═════ Data provided ═════
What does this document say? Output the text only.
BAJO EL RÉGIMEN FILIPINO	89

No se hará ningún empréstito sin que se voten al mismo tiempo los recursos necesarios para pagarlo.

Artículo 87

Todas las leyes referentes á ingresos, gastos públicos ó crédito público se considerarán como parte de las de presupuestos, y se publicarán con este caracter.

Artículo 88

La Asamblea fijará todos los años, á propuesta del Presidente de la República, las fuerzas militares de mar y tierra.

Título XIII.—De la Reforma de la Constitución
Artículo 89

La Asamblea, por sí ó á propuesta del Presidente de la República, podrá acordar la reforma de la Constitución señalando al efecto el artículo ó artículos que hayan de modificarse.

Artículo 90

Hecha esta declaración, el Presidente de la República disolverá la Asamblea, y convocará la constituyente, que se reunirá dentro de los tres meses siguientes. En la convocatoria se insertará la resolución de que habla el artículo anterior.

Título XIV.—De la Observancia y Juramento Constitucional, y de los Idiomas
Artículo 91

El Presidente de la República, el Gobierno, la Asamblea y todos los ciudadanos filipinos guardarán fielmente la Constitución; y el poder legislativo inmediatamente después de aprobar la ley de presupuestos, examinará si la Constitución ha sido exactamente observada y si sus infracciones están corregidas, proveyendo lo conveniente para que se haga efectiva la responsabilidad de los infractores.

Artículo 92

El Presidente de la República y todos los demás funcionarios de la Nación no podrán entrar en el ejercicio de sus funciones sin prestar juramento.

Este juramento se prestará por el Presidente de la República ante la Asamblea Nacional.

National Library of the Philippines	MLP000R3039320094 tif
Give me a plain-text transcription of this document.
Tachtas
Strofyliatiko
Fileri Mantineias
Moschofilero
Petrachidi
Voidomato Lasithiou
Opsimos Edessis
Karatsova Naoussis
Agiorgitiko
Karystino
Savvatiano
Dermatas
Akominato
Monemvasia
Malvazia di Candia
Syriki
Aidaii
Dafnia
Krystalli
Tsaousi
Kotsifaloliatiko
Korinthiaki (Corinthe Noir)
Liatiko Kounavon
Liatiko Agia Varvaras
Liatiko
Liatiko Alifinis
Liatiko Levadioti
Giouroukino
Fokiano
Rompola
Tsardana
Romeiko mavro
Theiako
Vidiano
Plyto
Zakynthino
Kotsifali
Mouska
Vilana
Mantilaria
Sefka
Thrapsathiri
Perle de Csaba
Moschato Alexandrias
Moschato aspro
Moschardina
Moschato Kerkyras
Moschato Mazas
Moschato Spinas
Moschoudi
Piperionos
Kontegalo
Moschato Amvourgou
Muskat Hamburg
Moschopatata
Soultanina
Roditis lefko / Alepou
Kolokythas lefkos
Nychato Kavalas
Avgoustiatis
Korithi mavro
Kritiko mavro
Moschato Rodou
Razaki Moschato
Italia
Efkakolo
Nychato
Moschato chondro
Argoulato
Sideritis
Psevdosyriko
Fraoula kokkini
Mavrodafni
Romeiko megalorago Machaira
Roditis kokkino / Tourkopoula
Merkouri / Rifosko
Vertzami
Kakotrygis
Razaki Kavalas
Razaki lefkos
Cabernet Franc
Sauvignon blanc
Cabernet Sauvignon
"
═════
## Written exercise
Reproduce only the lines running from the one with "Give me a plain-text" through the final line of the listing above, both ends included.

## Output for this task
Give me a plain-text transcription of this document.
Tachtas
Strofyliatiko
Fileri Mantineias
Moschofilero
Petrachidi
Voidomato Lasithiou
Opsimos Edessis
Karatsova Naoussis
Agiorgitiko
Karystino
Savvatiano
Dermatas
Akominato
Monemvasia
Malvazia di Candia
Syriki
Aidaii
Dafnia
Krystalli
Tsaousi
Kotsifaloliatiko
Korinthiaki (Corinthe Noir)
Liatiko Kounavon
Liatiko Agia Varvaras
Liatiko
Liatiko Alifinis
Liatiko Levadioti
Giouroukino
Fokiano
Rompola
Tsardana
Romeiko mavro
Theiako
Vidiano
Plyto
Zakynthino
Kotsifali
Mouska
Vilana
Mantilaria
Sefka
Thrapsathiri
Perle de Csaba
Moschato Alexandrias
Moschato aspro
Moschardina
Moschato Kerkyras
Moschato Mazas
Moschato Spinas
Moschoudi
Piperionos
Kontegalo
Moschato Amvourgou
Muskat Hamburg
Moschopatata
Soultanina
Roditis lefko / Alepou
Kolokythas lefkos
Nychato Kavalas
Avgoustiatis
Korithi mavro
Kritiko mavro
Moschato Rodou
Razaki Moschato
Italia
Efkakolo
Nychato
Moschato chondro
Argoulato
Sideritis
Psevdosyriko
Fraoula kokkini
Mavrodafni
Romeiko megalorago Machaira
Roditis kokkino / Tourkopoula
Merkouri / Rifosko
Vertzami
Kakotrygis
Razaki Kavalas
Razaki lefkos
Cabernet Franc
Sauvignon blanc
Cabernet Sauvignon
"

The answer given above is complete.